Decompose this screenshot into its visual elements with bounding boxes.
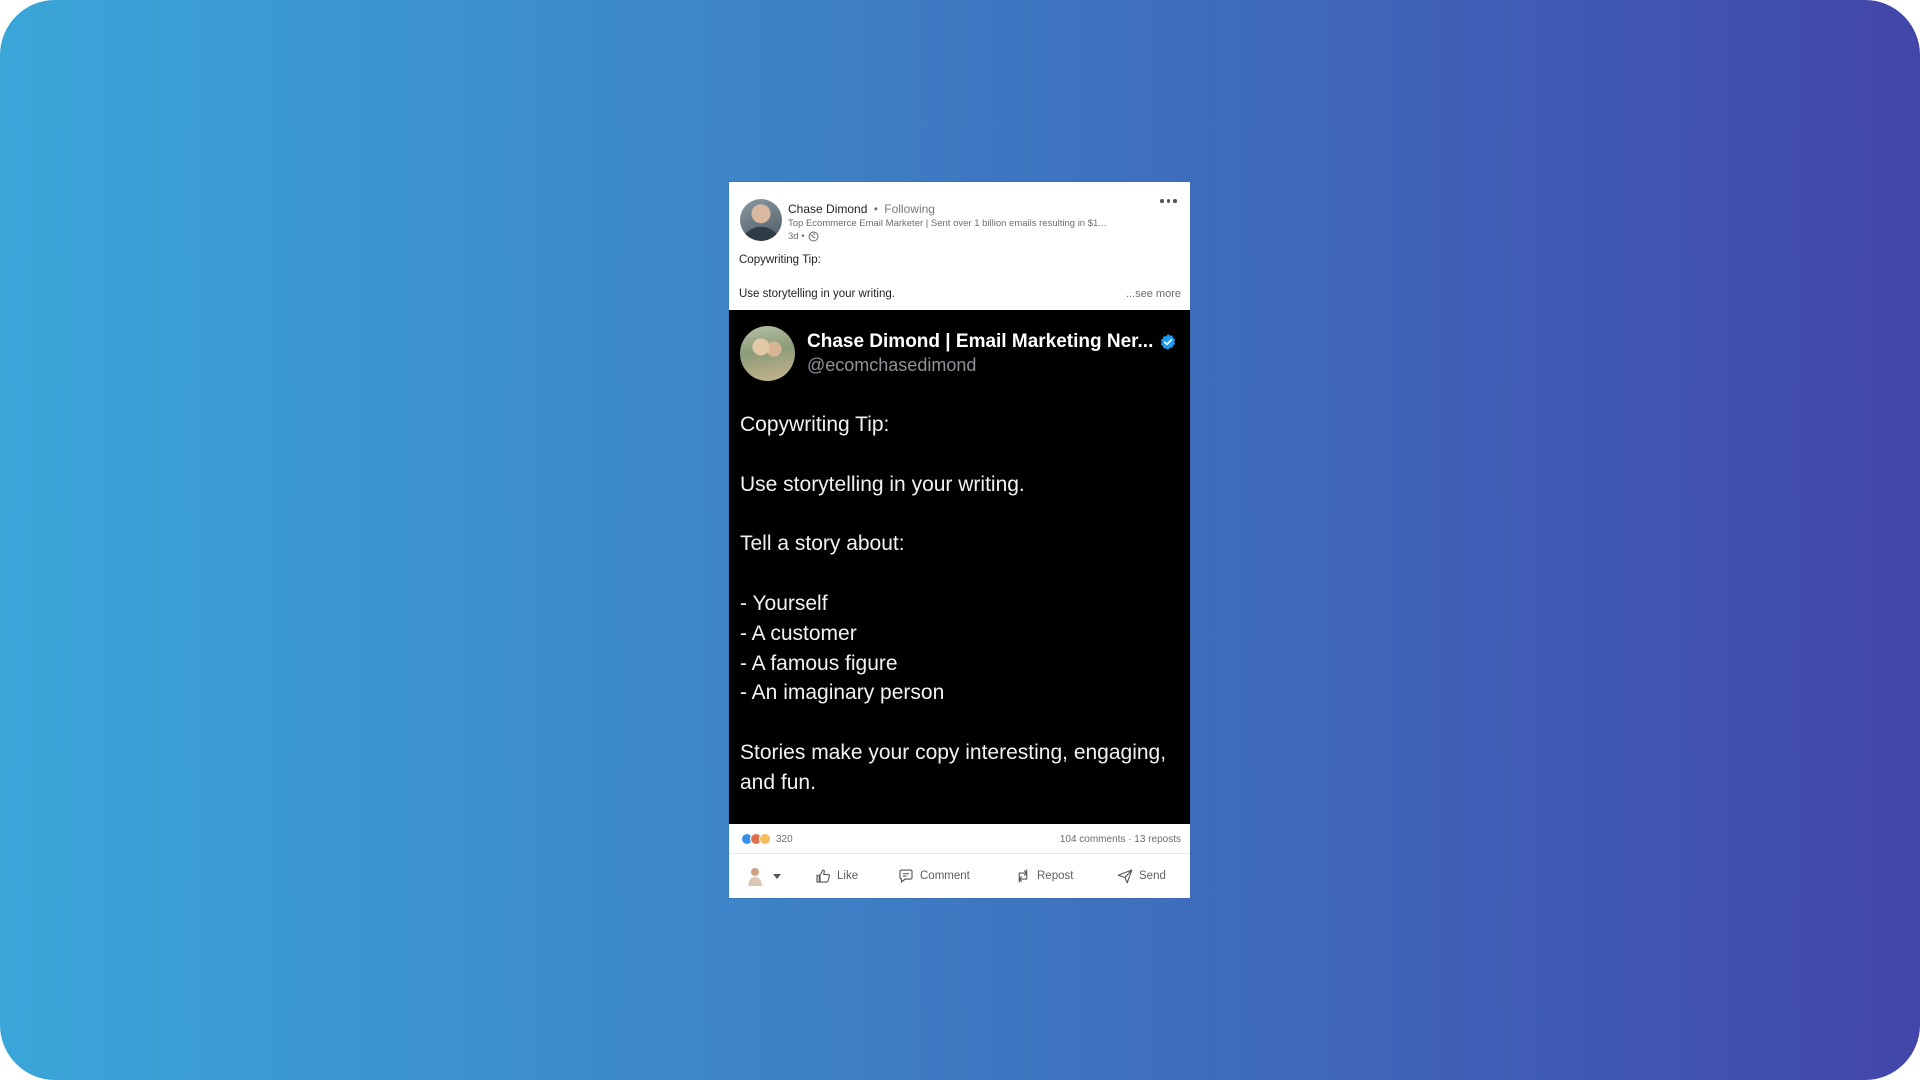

----------

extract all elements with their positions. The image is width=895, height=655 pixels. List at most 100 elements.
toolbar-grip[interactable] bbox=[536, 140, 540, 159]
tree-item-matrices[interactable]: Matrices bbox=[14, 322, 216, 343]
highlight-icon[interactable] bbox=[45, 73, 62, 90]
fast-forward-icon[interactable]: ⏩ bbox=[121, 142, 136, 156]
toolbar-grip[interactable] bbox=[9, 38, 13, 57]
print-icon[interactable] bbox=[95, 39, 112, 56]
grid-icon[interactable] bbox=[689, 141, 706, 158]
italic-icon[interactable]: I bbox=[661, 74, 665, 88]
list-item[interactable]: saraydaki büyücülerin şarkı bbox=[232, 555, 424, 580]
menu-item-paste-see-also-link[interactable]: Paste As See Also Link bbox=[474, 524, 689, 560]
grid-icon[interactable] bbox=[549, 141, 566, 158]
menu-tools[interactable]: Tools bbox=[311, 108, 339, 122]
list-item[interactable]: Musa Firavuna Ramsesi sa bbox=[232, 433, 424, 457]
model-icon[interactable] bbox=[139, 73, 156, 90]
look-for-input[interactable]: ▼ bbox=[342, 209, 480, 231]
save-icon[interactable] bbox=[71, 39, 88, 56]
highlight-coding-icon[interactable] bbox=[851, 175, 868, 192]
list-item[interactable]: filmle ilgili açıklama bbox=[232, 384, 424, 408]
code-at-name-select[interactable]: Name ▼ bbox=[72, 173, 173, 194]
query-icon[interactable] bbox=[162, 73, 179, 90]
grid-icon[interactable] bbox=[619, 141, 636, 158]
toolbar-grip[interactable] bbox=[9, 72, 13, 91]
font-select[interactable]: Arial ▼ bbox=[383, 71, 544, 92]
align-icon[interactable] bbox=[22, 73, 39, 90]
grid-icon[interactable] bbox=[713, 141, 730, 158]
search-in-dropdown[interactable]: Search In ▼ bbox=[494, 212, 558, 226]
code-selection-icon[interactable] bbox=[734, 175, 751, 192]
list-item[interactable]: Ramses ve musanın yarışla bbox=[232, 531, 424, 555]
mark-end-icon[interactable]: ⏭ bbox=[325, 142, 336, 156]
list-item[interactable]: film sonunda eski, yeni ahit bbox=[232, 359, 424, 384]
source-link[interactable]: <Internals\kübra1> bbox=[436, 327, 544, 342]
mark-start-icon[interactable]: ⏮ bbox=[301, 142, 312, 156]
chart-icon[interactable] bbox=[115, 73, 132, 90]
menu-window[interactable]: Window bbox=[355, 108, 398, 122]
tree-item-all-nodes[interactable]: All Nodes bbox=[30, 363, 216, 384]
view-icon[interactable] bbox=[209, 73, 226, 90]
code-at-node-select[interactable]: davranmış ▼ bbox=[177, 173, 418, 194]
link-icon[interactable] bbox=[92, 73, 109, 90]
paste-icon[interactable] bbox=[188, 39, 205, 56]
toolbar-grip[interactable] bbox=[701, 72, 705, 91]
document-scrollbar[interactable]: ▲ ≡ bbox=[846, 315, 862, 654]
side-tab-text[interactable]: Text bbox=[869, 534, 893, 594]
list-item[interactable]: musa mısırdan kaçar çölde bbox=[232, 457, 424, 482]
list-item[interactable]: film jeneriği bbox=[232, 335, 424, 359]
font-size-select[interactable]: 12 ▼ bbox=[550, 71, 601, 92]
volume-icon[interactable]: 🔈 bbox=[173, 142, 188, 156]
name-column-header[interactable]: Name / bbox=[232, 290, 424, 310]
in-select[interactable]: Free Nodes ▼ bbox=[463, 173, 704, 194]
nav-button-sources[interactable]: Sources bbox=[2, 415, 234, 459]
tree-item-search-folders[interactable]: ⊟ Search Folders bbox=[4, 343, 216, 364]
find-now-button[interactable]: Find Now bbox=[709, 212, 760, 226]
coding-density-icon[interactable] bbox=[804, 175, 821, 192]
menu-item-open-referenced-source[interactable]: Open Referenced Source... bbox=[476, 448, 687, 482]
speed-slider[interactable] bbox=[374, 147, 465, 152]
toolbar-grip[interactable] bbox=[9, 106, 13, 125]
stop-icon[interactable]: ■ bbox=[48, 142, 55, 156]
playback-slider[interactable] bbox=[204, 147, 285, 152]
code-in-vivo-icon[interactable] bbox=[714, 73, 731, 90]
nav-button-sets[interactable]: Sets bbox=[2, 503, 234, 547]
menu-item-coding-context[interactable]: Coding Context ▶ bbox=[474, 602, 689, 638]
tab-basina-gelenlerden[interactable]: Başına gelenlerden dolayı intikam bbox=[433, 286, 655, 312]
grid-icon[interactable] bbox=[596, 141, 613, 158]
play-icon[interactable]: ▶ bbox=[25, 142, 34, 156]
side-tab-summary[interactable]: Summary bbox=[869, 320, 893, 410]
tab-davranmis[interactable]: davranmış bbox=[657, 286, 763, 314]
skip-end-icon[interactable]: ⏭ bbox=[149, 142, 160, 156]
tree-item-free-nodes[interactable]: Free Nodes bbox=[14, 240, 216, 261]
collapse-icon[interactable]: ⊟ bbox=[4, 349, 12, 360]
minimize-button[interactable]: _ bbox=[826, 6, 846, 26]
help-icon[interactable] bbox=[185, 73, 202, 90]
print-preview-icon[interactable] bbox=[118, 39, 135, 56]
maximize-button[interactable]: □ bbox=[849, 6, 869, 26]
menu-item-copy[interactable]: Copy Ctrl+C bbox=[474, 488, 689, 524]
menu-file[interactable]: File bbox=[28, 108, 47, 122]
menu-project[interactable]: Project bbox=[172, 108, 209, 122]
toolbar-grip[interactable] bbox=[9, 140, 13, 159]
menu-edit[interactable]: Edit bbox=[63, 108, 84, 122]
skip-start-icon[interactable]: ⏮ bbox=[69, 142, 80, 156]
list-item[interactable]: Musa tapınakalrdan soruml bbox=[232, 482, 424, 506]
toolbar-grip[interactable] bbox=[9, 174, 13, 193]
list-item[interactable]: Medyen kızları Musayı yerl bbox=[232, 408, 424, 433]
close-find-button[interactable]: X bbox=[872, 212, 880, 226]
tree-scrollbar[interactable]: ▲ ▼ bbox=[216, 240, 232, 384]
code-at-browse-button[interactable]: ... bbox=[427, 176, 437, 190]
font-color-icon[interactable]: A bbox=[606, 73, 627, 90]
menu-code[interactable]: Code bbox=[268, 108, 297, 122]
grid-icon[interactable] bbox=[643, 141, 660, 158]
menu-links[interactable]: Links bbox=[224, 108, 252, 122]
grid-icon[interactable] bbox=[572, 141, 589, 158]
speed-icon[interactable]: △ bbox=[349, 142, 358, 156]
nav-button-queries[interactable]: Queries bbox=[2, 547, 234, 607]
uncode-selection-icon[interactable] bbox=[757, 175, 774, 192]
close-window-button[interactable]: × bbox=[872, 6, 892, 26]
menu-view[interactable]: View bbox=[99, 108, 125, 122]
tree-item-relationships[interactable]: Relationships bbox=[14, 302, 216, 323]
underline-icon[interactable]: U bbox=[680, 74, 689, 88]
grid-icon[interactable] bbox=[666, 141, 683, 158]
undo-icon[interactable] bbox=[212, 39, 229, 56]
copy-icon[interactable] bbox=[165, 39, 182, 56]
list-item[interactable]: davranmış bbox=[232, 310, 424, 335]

----------

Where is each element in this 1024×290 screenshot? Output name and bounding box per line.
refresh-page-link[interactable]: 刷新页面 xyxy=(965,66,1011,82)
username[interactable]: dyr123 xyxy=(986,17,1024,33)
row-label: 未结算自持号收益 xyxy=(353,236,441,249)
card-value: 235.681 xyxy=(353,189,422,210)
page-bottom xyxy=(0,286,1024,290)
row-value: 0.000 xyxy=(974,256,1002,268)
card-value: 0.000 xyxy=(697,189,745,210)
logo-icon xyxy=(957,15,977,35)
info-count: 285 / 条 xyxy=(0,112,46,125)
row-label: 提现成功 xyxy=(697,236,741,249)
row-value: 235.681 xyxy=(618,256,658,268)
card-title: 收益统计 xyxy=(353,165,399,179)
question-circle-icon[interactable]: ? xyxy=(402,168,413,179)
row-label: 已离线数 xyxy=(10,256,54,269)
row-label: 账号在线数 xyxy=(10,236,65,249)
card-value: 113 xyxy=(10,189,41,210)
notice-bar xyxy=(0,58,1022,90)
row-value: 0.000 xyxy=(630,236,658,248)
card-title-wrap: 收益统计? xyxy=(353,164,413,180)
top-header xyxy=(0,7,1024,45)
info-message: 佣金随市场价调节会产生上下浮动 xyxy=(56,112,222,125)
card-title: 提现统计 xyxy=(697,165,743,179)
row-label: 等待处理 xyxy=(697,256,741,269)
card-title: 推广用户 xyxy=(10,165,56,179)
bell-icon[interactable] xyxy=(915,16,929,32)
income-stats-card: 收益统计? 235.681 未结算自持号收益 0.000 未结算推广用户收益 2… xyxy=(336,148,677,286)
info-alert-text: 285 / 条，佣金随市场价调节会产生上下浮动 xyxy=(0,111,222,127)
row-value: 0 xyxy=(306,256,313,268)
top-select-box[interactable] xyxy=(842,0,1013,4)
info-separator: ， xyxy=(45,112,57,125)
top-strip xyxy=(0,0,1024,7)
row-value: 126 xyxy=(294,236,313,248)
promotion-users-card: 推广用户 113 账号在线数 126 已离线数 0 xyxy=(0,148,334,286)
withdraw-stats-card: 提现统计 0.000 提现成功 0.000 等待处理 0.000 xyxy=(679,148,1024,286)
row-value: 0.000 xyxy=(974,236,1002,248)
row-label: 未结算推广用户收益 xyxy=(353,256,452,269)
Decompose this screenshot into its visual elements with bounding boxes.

----------

WHAT YOU WILL DO:
Filter the items above down to the lines that contain the string "title", matching case exactly, and copy each such line.

SOLUTION TO THIS EXERCISE:
card-title: 收益统计 xyxy=(353,165,399,179)
card-title-wrap: 收益统计? xyxy=(353,164,413,180)
card-title: 提现统计 xyxy=(697,165,743,179)
card-title: 推广用户 xyxy=(10,165,56,179)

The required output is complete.